Entries from a dataset:
━━━━━━━━━━━━━━━━

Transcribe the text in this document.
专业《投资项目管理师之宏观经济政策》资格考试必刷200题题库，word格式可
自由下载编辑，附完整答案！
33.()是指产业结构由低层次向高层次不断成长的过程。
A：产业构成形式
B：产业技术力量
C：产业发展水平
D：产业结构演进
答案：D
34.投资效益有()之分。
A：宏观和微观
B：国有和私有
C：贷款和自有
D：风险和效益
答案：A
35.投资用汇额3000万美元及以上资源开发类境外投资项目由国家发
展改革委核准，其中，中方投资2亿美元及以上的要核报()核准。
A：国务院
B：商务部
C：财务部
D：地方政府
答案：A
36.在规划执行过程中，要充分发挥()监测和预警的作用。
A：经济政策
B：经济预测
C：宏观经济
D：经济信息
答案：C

━━━━━━━━━━━━━━━━

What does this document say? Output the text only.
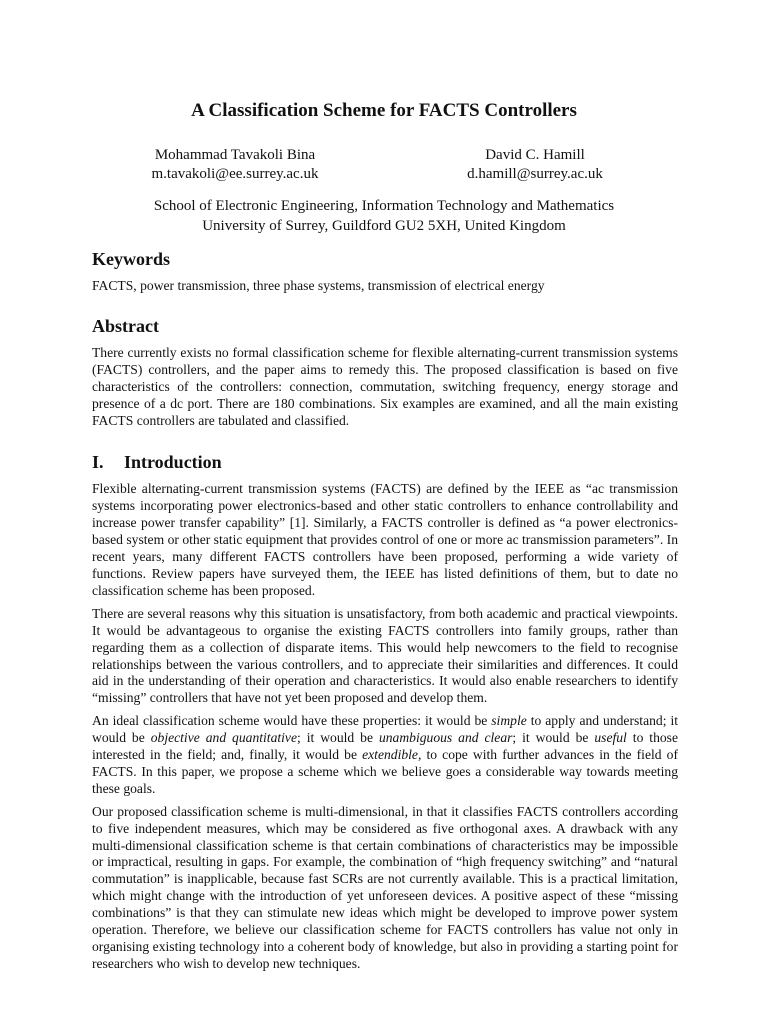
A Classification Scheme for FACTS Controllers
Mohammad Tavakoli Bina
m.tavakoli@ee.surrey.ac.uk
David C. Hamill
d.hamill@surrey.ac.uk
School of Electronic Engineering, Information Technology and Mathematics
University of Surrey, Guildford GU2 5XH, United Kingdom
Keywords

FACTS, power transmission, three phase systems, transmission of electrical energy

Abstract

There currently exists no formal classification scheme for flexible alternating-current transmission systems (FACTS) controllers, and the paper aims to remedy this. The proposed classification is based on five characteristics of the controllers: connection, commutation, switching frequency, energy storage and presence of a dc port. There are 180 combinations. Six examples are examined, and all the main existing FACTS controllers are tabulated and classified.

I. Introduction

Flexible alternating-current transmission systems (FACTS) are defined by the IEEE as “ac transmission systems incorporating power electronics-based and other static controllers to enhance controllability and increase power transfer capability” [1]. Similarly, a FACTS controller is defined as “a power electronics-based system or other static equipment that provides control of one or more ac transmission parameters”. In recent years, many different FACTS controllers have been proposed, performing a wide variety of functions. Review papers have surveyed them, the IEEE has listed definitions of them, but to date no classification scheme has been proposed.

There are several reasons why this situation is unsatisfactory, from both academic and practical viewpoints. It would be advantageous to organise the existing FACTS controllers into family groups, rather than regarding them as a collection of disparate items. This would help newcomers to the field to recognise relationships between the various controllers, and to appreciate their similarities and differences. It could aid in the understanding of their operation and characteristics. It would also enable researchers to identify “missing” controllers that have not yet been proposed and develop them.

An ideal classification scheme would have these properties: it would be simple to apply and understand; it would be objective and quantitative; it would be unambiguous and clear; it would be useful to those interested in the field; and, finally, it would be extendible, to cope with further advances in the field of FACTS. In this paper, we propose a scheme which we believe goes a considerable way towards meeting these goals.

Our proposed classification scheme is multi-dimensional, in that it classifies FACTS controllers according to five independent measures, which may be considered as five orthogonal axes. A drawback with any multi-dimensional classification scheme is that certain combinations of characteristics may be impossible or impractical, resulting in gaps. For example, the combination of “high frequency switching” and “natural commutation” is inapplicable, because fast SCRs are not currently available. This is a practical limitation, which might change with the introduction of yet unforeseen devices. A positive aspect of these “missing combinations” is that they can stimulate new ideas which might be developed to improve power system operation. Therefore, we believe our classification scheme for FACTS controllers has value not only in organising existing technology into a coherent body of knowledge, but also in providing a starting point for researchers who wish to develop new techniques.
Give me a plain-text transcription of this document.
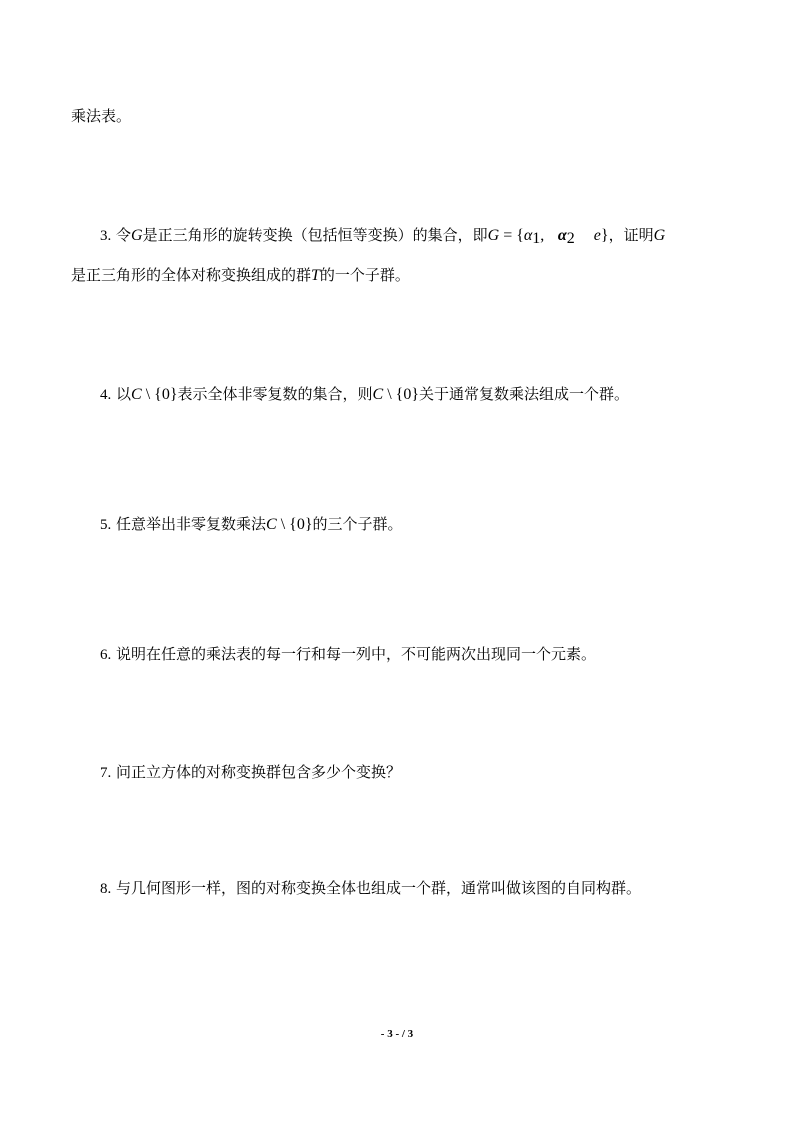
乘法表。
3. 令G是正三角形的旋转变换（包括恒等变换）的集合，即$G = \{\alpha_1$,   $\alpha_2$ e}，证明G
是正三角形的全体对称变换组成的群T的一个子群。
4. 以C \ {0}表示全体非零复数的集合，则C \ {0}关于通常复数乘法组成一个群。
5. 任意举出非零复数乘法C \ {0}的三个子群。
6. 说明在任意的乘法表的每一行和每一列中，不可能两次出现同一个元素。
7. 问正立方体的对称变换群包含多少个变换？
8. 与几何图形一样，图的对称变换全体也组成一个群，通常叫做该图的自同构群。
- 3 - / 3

━━━━━━━━━━━━━━━━

▸ REQUIRED WORK
Where a line holds "believe", copy that line.

▸ RESULT FOR THIS TASK
An ideal classification scheme would have these properties: it would be simple to apply and understand; it would be objective and quantitative; it would be unambiguous and clear; it would be useful to those interested in the field; and, finally, it would be extendible, to cope with further advances in the field of FACTS. In this paper, we propose a scheme which we believe goes a considerable way towards meeting these goals.
Our proposed classification scheme is multi-dimensional, in that it classifies FACTS controllers according to five independent measures, which may be considered as five orthogonal axes. A drawback with any multi-dimensional classification scheme is that certain combinations of characteristics may be impossible or impractical, resulting in gaps. For example, the combination of “high frequency switching” and “natural commutation” is inapplicable, because fast SCRs are not currently available. This is a practical limitation, which might change with the introduction of yet unforeseen devices. A positive aspect of these “missing combinations” is that they can stimulate new ideas which might be developed to improve power system operation. Therefore, we believe our classification scheme for FACTS controllers has value not only in organising existing technology into a coherent body of knowledge, but also in providing a starting point for researchers who wish to develop new techniques.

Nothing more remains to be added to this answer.